▶ **DESCRIPTION OF THE TASK**: Without the pictures, return all of the material exactly as written.

==== RECORDS SUPPLIED

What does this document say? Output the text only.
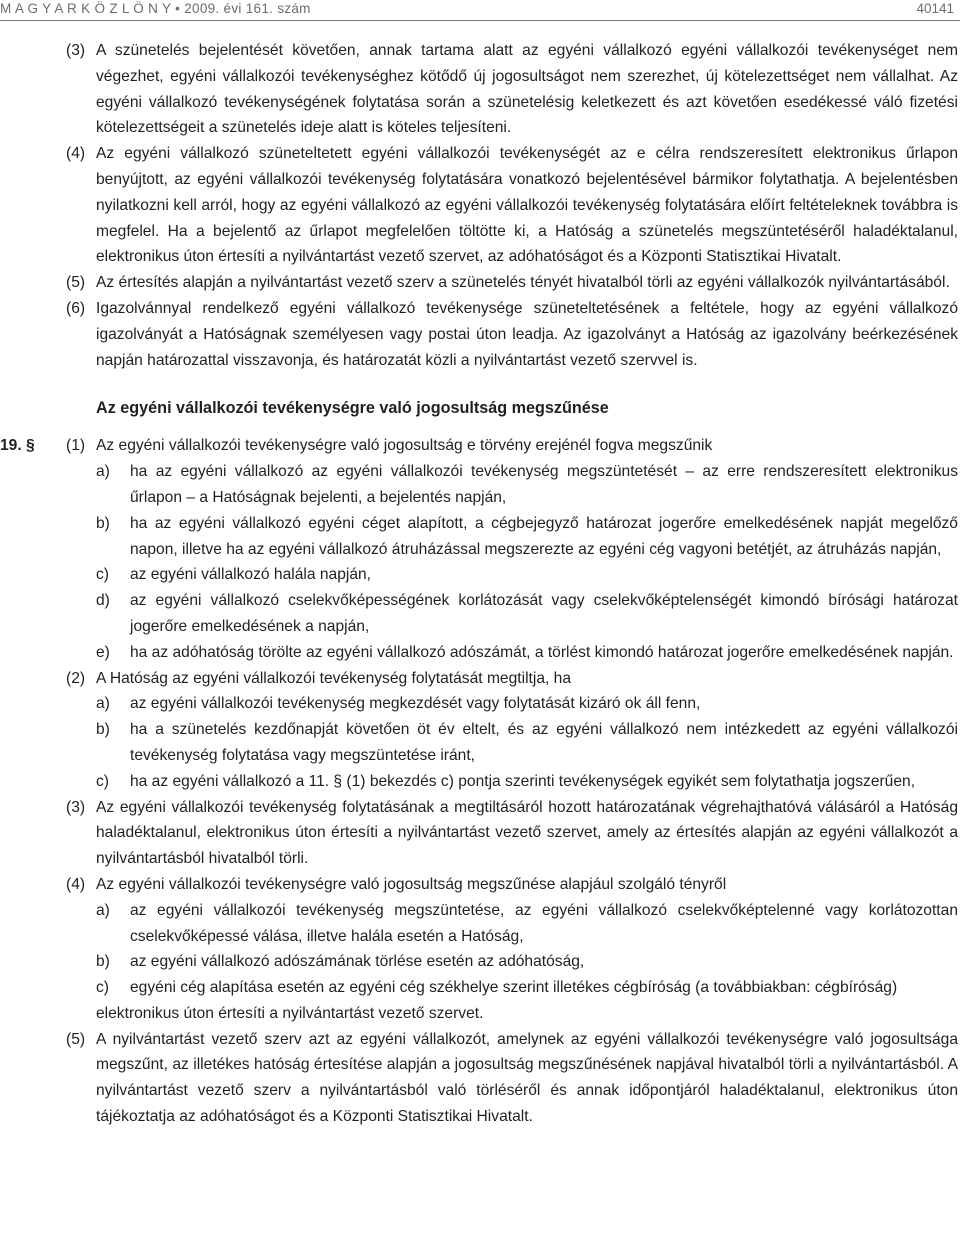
M A G Y A R K Ö Z L Ö N Y • 2009. évi 161. szám	40141
(3) A szünetelés bejelentését követően, annak tartama alatt az egyéni vállalkozó egyéni vállalkozói tevékenységet nem végezhet, egyéni vállalkozói tevékenységhez kötődő új jogosultságot nem szerezhet, új kötelezettséget nem vállalhat. Az egyéni vállalkozó tevékenységének folytatása során a szünetelésig keletkezett és azt követően esedékessé váló fizetési kötelezettségeit a szünetelés ideje alatt is köteles teljesíteni.
(4) Az egyéni vállalkozó szüneteltetett egyéni vállalkozói tevékenységét az e célra rendszeresített elektronikus űrlapon benyújtott, az egyéni vállalkozói tevékenység folytatására vonatkozó bejelentésével bármikor folytathatja. A bejelentésben nyilatkozni kell arról, hogy az egyéni vállalkozó az egyéni vállalkozói tevékenység folytatására előírt feltételeknek továbbra is megfelel. Ha a bejelentő az űrlapot megfelelően töltötte ki, a Hatóság a szünetelés megszüntetéséről haladéktalanul, elektronikus úton értesíti a nyilvántartást vezető szervet, az adóhatóságot és a Központi Statisztikai Hivatalt.
(5) Az értesítés alapján a nyilvántartást vezető szerv a szünetelés tényét hivatalból törli az egyéni vállalkozók nyilvántartásából.
(6) Igazolvánnyal rendelkező egyéni vállalkozó tevékenysége szüneteltetésének a feltétele, hogy az egyéni vállalkozó igazolványát a Hatóságnak személyesen vagy postai úton leadja. Az igazolványt a Hatóság az igazolvány beérkezésének napján határozattal visszavonja, és határozatát közli a nyilvántartást vezető szervvel is.
Az egyéni vállalkozói tevékenységre való jogosultság megszűnése
19. § (1) Az egyéni vállalkozói tevékenységre való jogosultság e törvény erejénél fogva megszűnik
a) ha az egyéni vállalkozó az egyéni vállalkozói tevékenység megszüntetését – az erre rendszeresített elektronikus űrlapon – a Hatóságnak bejelenti, a bejelentés napján,
b) ha az egyéni vállalkozó egyéni céget alapított, a cégbejegyző határozat jogerőre emelkedésének napját megelőző napon, illetve ha az egyéni vállalkozó átruházással megszerezte az egyéni cég vagyoni betétjét, az átruházás napján,
c) az egyéni vállalkozó halála napján,
d) az egyéni vállalkozó cselekvőképességének korlátozását vagy cselekvőképtelenségét kimondó bírósági határozat jogerőre emelkedésének a napján,
e) ha az adóhatóság törölte az egyéni vállalkozó adószámát, a törlést kimondó határozat jogerőre emelkedésének napján.
(2) A Hatóság az egyéni vállalkozói tevékenység folytatását megtiltja, ha
a) az egyéni vállalkozói tevékenység megkezdését vagy folytatását kizáró ok áll fenn,
b) ha a szünetelés kezdőnapját követően öt év eltelt, és az egyéni vállalkozó nem intézkedett az egyéni vállalkozói tevékenység folytatása vagy megszüntetése iránt,
c) ha az egyéni vállalkozó a 11. § (1) bekezdés c) pontja szerinti tevékenységek egyikét sem folytathatja jogszerűen,
(3) Az egyéni vállalkozói tevékenység folytatásának a megtiltásáról hozott határozatának végrehajthatóvá válásáról a Hatóság haladéktalanul, elektronikus úton értesíti a nyilvántartást vezető szervet, amely az értesítés alapján az egyéni vállalkozót a nyilvántartásból hivatalból törli.
(4) Az egyéni vállalkozói tevékenységre való jogosultság megszűnése alapjául szolgáló tényről
a) az egyéni vállalkozói tevékenység megszüntetése, az egyéni vállalkozó cselekvőképtelenné vagy korlátozottan cselekvőképessé válása, illetve halála esetén a Hatóság,
b) az egyéni vállalkozó adószámának törlése esetén az adóhatóság,
c) egyéni cég alapítása esetén az egyéni cég székhelye szerint illetékes cégbíróság (a továbbiakban: cégbíróság)
elektronikus úton értesíti a nyilvántartást vezető szervet.
(5) A nyilvántartást vezető szerv azt az egyéni vállalkozót, amelynek az egyéni vállalkozói tevékenységre való jogosultsága megszűnt, az illetékes hatóság értesítése alapján a jogosultság megszűnésének napjával hivatalból törli a nyilvántartásból. A nyilvántartást vezető szerv a nyilvántartásból való törléséről és annak időpontjáról haladéktalanul, elektronikus úton tájékoztatja az adóhatóságot és a Központi Statisztikai Hivatalt.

========

▶ **WRITTEN RESPONSE**:
What does this document say? Output the text only.
M A G Y A R K Ö Z L Ö N Y • 2009. évi 161. szám	40141
(3) A szünetelés bejelentését követően, annak tartama alatt az egyéni vállalkozó egyéni vállalkozói tevékenységet nem végezhet, egyéni vállalkozói tevékenységhez kötődő új jogosultságot nem szerezhet, új kötelezettséget nem vállalhat. Az egyéni vállalkozó tevékenységének folytatása során a szünetelésig keletkezett és azt követően esedékessé váló fizetési kötelezettségeit a szünetelés ideje alatt is köteles teljesíteni.
(4) Az egyéni vállalkozó szüneteltetett egyéni vállalkozói tevékenységét az e célra rendszeresített elektronikus űrlapon benyújtott, az egyéni vállalkozói tevékenység folytatására vonatkozó bejelentésével bármikor folytathatja. A bejelentésben nyilatkozni kell arról, hogy az egyéni vállalkozó az egyéni vállalkozói tevékenység folytatására előírt feltételeknek továbbra is megfelel. Ha a bejelentő az űrlapot megfelelően töltötte ki, a Hatóság a szünetelés megszüntetéséről haladéktalanul, elektronikus úton értesíti a nyilvántartást vezető szervet, az adóhatóságot és a Központi Statisztikai Hivatalt.
(5) Az értesítés alapján a nyilvántartást vezető szerv a szünetelés tényét hivatalból törli az egyéni vállalkozók nyilvántartásából.
(6) Igazolvánnyal rendelkező egyéni vállalkozó tevékenysége szüneteltetésének a feltétele, hogy az egyéni vállalkozó igazolványát a Hatóságnak személyesen vagy postai úton leadja. Az igazolványt a Hatóság az igazolvány beérkezésének napján határozattal visszavonja, és határozatát közli a nyilvántartást vezető szervvel is.
Az egyéni vállalkozói tevékenységre való jogosultság megszűnése
19. § (1) Az egyéni vállalkozói tevékenységre való jogosultság e törvény erejénél fogva megszűnik
a) ha az egyéni vállalkozó az egyéni vállalkozói tevékenység megszüntetését – az erre rendszeresített elektronikus űrlapon – a Hatóságnak bejelenti, a bejelentés napján,
b) ha az egyéni vállalkozó egyéni céget alapított, a cégbejegyző határozat jogerőre emelkedésének napját megelőző napon, illetve ha az egyéni vállalkozó átruházással megszerezte az egyéni cég vagyoni betétjét, az átruházás napján,
c) az egyéni vállalkozó halála napján,
d) az egyéni vállalkozó cselekvőképességének korlátozását vagy cselekvőképtelenségét kimondó bírósági határozat jogerőre emelkedésének a napján,
e) ha az adóhatóság törölte az egyéni vállalkozó adószámát, a törlést kimondó határozat jogerőre emelkedésének napján.
(2) A Hatóság az egyéni vállalkozói tevékenység folytatását megtiltja, ha
a) az egyéni vállalkozói tevékenység megkezdését vagy folytatását kizáró ok áll fenn,
b) ha a szünetelés kezdőnapját követően öt év eltelt, és az egyéni vállalkozó nem intézkedett az egyéni vállalkozói tevékenység folytatása vagy megszüntetése iránt,
c) ha az egyéni vállalkozó a 11. § (1) bekezdés c) pontja szerinti tevékenységek egyikét sem folytathatja jogszerűen,
(3) Az egyéni vállalkozói tevékenység folytatásának a megtiltásáról hozott határozatának végrehajthatóvá válásáról a Hatóság haladéktalanul, elektronikus úton értesíti a nyilvántartást vezető szervet, amely az értesítés alapján az egyéni vállalkozót a nyilvántartásból hivatalból törli.
(4) Az egyéni vállalkozói tevékenységre való jogosultság megszűnése alapjául szolgáló tényről
a) az egyéni vállalkozói tevékenység megszüntetése, az egyéni vállalkozó cselekvőképtelenné vagy korlátozottan cselekvőképessé válása, illetve halála esetén a Hatóság,
b) az egyéni vállalkozó adószámának törlése esetén az adóhatóság,
c) egyéni cég alapítása esetén az egyéni cég székhelye szerint illetékes cégbíróság (a továbbiakban: cégbíróság)
elektronikus úton értesíti a nyilvántartást vezető szervet.
(5) A nyilvántartást vezető szerv azt az egyéni vállalkozót, amelynek az egyéni vállalkozói tevékenységre való jogosultsága megszűnt, az illetékes hatóság értesítése alapján a jogosultság megszűnésének napjával hivatalból törli a nyilvántartásból. A nyilvántartást vezető szerv a nyilvántartásból való törléséről és annak időpontjáról haladéktalanul, elektronikus úton tájékoztatja az adóhatóságot és a Központi Statisztikai Hivatalt.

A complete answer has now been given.